* _Data excerpts_
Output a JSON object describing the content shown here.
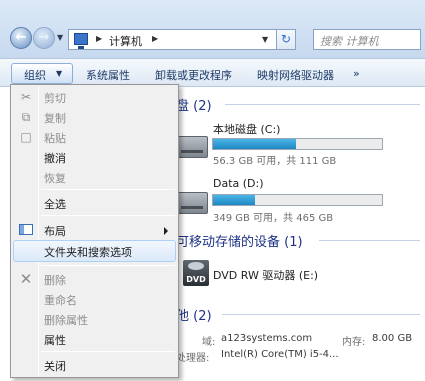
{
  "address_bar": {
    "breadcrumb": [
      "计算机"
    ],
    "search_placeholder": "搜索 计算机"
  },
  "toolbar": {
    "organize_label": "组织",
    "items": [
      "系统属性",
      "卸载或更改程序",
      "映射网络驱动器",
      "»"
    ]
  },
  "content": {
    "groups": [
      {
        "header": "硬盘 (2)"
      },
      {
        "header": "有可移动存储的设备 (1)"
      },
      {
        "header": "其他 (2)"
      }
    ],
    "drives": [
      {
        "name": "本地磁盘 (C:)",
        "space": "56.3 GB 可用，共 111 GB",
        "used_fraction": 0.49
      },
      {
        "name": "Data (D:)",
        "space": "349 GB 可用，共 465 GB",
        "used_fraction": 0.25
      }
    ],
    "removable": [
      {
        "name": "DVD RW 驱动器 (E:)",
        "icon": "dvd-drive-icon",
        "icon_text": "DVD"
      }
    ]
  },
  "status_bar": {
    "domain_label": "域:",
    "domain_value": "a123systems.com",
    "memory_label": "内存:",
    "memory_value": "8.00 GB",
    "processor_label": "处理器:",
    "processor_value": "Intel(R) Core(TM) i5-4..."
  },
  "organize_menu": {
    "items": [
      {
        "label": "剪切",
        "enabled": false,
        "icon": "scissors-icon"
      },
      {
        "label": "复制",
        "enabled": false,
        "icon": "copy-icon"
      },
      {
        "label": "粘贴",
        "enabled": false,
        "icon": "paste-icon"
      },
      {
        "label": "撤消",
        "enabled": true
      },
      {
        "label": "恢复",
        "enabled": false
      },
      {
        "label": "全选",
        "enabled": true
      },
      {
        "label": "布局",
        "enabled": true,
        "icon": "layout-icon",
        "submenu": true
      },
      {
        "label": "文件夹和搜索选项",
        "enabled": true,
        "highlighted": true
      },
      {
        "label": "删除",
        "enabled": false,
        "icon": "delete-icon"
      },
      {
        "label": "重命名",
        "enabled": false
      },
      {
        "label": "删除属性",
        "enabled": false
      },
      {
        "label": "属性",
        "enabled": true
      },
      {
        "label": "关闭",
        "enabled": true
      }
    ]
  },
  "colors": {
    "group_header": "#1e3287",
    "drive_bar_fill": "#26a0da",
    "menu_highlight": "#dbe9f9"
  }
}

* _Problem_
Work out the number of lines above that include the string "name" and write only that number.

* _Worked solution_
3